Extracts from a graphics dataset:
= = = = = = =
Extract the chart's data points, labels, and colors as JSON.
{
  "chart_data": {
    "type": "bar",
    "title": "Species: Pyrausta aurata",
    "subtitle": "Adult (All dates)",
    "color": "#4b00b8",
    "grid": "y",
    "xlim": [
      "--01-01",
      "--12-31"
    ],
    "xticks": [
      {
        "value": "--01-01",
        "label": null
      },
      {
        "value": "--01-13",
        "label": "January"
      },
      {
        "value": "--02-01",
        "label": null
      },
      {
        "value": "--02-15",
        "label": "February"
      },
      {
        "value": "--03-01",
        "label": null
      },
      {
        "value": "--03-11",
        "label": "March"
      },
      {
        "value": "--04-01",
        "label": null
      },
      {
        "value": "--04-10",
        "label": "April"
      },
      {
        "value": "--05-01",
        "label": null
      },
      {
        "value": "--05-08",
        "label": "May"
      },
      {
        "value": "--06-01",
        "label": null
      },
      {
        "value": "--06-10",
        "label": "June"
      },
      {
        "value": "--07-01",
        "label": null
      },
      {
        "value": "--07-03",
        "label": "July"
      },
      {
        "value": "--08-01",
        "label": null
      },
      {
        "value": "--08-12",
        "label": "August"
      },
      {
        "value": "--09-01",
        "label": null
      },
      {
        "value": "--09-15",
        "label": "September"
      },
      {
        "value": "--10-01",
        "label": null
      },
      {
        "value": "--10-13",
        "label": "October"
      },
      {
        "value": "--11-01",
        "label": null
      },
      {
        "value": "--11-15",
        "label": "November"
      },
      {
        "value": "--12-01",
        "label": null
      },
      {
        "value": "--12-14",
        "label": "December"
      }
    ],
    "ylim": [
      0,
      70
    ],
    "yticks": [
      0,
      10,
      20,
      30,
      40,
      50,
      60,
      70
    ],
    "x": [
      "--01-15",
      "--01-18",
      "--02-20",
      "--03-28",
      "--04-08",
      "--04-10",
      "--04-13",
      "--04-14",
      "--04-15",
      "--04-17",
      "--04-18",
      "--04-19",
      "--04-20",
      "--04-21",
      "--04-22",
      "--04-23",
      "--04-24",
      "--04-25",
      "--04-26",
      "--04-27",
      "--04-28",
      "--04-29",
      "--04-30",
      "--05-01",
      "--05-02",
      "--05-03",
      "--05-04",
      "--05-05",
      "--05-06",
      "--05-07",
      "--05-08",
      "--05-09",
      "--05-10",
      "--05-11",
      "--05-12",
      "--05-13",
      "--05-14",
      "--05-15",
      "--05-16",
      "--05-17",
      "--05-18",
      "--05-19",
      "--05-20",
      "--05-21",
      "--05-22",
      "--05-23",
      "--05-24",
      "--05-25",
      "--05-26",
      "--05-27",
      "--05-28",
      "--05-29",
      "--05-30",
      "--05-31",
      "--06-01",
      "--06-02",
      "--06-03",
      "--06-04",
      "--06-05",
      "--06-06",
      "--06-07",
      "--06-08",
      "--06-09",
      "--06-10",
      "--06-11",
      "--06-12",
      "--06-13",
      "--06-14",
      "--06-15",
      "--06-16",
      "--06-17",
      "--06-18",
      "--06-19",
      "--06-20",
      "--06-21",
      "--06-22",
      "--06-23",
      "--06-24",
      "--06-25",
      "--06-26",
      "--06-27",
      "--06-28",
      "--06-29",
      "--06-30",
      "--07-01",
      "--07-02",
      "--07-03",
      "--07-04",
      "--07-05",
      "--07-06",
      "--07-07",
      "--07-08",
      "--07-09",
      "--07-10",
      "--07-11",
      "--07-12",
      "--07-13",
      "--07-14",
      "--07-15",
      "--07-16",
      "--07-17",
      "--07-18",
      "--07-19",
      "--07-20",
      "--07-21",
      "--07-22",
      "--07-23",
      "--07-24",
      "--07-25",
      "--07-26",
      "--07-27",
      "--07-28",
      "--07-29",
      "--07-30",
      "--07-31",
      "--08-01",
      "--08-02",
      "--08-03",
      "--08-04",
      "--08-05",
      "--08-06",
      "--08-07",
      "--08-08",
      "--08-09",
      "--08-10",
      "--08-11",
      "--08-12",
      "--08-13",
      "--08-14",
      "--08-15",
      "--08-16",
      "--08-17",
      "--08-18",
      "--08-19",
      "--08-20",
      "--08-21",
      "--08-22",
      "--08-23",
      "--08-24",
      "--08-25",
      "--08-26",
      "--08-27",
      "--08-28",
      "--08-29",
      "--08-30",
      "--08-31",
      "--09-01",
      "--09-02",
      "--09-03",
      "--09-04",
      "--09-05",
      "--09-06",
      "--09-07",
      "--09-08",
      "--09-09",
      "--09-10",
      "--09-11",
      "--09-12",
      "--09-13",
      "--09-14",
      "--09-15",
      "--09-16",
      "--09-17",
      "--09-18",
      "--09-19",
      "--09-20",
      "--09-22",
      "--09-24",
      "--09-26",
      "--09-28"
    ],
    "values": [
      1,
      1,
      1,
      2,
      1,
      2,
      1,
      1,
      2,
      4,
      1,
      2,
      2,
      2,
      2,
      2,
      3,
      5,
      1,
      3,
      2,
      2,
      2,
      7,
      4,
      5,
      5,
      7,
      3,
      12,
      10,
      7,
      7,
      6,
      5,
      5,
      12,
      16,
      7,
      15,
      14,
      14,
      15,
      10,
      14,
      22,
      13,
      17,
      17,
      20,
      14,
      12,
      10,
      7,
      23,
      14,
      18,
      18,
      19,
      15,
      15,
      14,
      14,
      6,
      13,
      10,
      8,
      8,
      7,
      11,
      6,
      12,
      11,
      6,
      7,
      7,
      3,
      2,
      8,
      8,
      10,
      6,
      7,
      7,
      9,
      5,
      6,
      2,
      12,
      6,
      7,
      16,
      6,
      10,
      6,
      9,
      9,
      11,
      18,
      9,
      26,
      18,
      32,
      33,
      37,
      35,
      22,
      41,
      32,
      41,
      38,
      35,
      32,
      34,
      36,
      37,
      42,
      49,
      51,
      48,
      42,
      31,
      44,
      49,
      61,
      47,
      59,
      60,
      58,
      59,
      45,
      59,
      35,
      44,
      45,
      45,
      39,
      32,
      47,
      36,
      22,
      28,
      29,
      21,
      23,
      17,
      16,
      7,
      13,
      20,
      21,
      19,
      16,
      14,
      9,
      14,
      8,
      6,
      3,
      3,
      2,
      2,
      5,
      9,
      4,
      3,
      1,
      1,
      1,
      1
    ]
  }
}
= = = = = = =
Short problem: Copy all the entries verbatim.

Solution to the exercise:
Extract the chart's data points, labels, and colors as JSON.
{
  "chart_data": {
    "type": "bar",
    "title": "Species: Pyrausta aurata",
    "subtitle": "Adult (All dates)",
    "color": "#4b00b8",
    "grid": "y",
    "xlim": [
      "--01-01",
      "--12-31"
    ],
    "xticks": [
      {
        "value": "--01-01",
        "label": null
      },
      {
        "value": "--01-13",
        "label": "January"
      },
      {
        "value": "--02-01",
        "label": null
      },
      {
        "value": "--02-15",
        "label": "February"
      },
      {
        "value": "--03-01",
        "label": null
      },
      {
        "value": "--03-11",
        "label": "March"
      },
      {
        "value": "--04-01",
        "label": null
      },
      {
        "value": "--04-10",
        "label": "April"
      },
      {
        "value": "--05-01",
        "label": null
      },
      {
        "value": "--05-08",
        "label": "May"
      },
      {
        "value": "--06-01",
        "label": null
      },
      {
        "value": "--06-10",
        "label": "June"
      },
      {
        "value": "--07-01",
        "label": null
      },
      {
        "value": "--07-03",
        "label": "July"
      },
      {
        "value": "--08-01",
        "label": null
      },
      {
        "value": "--08-12",
        "label": "August"
      },
      {
        "value": "--09-01",
        "label": null
      },
      {
        "value": "--09-15",
        "label": "September"
      },
      {
        "value": "--10-01",
        "label": null
      },
      {
        "value": "--10-13",
        "label": "October"
      },
      {
        "value": "--11-01",
        "label": null
      },
      {
        "value": "--11-15",
        "label": "November"
      },
      {
        "value": "--12-01",
        "label": null
      },
      {
        "value": "--12-14",
        "label": "December"
      }
    ],
    "ylim": [
      0,
      70
    ],
    "yticks": [
      0,
      10,
      20,
      30,
      40,
      50,
      60,
      70
    ],
    "x": [
      "--01-15",
      "--01-18",
      "--02-20",
      "--03-28",
      "--04-08",
      "--04-10",
      "--04-13",
      "--04-14",
      "--04-15",
      "--04-17",
      "--04-18",
      "--04-19",
      "--04-20",
      "--04-21",
      "--04-22",
      "--04-23",
      "--04-24",
      "--04-25",
      "--04-26",
      "--04-27",
      "--04-28",
      "--04-29",
      "--04-30",
      "--05-01",
      "--05-02",
      "--05-03",
      "--05-04",
      "--05-05",
      "--05-06",
      "--05-07",
      "--05-08",
      "--05-09",
      "--05-10",
      "--05-11",
      "--05-12",
      "--05-13",
      "--05-14",
      "--05-15",
      "--05-16",
      "--05-17",
      "--05-18",
      "--05-19",
      "--05-20",
      "--05-21",
      "--05-22",
      "--05-23",
      "--05-24",
      "--05-25",
      "--05-26",
      "--05-27",
      "--05-28",
      "--05-29",
      "--05-30",
      "--05-31",
      "--06-01",
      "--06-02",
      "--06-03",
      "--06-04",
      "--06-05",
      "--06-06",
      "--06-07",
      "--06-08",
      "--06-09",
      "--06-10",
      "--06-11",
      "--06-12",
      "--06-13",
      "--06-14",
      "--06-15",
      "--06-16",
      "--06-17",
      "--06-18",
      "--06-19",
      "--06-20",
      "--06-21",
      "--06-22",
      "--06-23",
      "--06-24",
      "--06-25",
      "--06-26",
      "--06-27",
      "--06-28",
      "--06-29",
      "--06-30",
      "--07-01",
      "--07-02",
      "--07-03",
      "--07-04",
      "--07-05",
      "--07-06",
      "--07-07",
      "--07-08",
      "--07-09",
      "--07-10",
      "--07-11",
      "--07-12",
      "--07-13",
      "--07-14",
      "--07-15",
      "--07-16",
      "--07-17",
      "--07-18",
      "--07-19",
      "--07-20",
      "--07-21",
      "--07-22",
      "--07-23",
      "--07-24",
      "--07-25",
      "--07-26",
      "--07-27",
      "--07-28",
      "--07-29",
      "--07-30",
      "--07-31",
      "--08-01",
      "--08-02",
      "--08-03",
      "--08-04",
      "--08-05",
      "--08-06",
      "--08-07",
      "--08-08",
      "--08-09",
      "--08-10",
      "--08-11",
      "--08-12",
      "--08-13",
      "--08-14",
      "--08-15",
      "--08-16",
      "--08-17",
      "--08-18",
      "--08-19",
      "--08-20",
      "--08-21",
      "--08-22",
      "--08-23",
      "--08-24",
      "--08-25",
      "--08-26",
      "--08-27",
      "--08-28",
      "--08-29",
      "--08-30",
      "--08-31",
      "--09-01",
      "--09-02",
      "--09-03",
      "--09-04",
      "--09-05",
      "--09-06",
      "--09-07",
      "--09-08",
      "--09-09",
      "--09-10",
      "--09-11",
      "--09-12",
      "--09-13",
      "--09-14",
      "--09-15",
      "--09-16",
      "--09-17",
      "--09-18",
      "--09-19",
      "--09-20",
      "--09-22",
      "--09-24",
      "--09-26",
      "--09-28"
    ],
    "values": [
      1,
      1,
      1,
      2,
      1,
      2,
      1,
      1,
      2,
      4,
      1,
      2,
      2,
      2,
      2,
      2,
      3,
      5,
      1,
      3,
      2,
      2,
      2,
      7,
      4,
      5,
      5,
      7,
      3,
      12,
      10,
      7,
      7,
      6,
      5,
      5,
      12,
      16,
      7,
      15,
      14,
      14,
      15,
      10,
      14,
      22,
      13,
      17,
      17,
      20,
      14,
      12,
      10,
      7,
      23,
      14,
      18,
      18,
      19,
      15,
      15,
      14,
      14,
      6,
      13,
      10,
      8,
      8,
      7,
      11,
      6,
      12,
      11,
      6,
      7,
      7,
      3,
      2,
      8,
      8,
      10,
      6,
      7,
      7,
      9,
      5,
      6,
      2,
      12,
      6,
      7,
      16,
      6,
      10,
      6,
      9,
      9,
      11,
      18,
      9,
      26,
      18,
      32,
      33,
      37,
      35,
      22,
      41,
      32,
      41,
      38,
      35,
      32,
      34,
      36,
      37,
      42,
      49,
      51,
      48,
      42,
      31,
      44,
      49,
      61,
      47,
      59,
      60,
      58,
      59,
      45,
      59,
      35,
      44,
      45,
      45,
      39,
      32,
      47,
      36,
      22,
      28,
      29,
      21,
      23,
      17,
      16,
      7,
      13,
      20,
      21,
      19,
      16,
      14,
      9,
      14,
      8,
      6,
      3,
      3,
      2,
      2,
      5,
      9,
      4,
      3,
      1,
      1,
      1,
      1
    ]
  }
}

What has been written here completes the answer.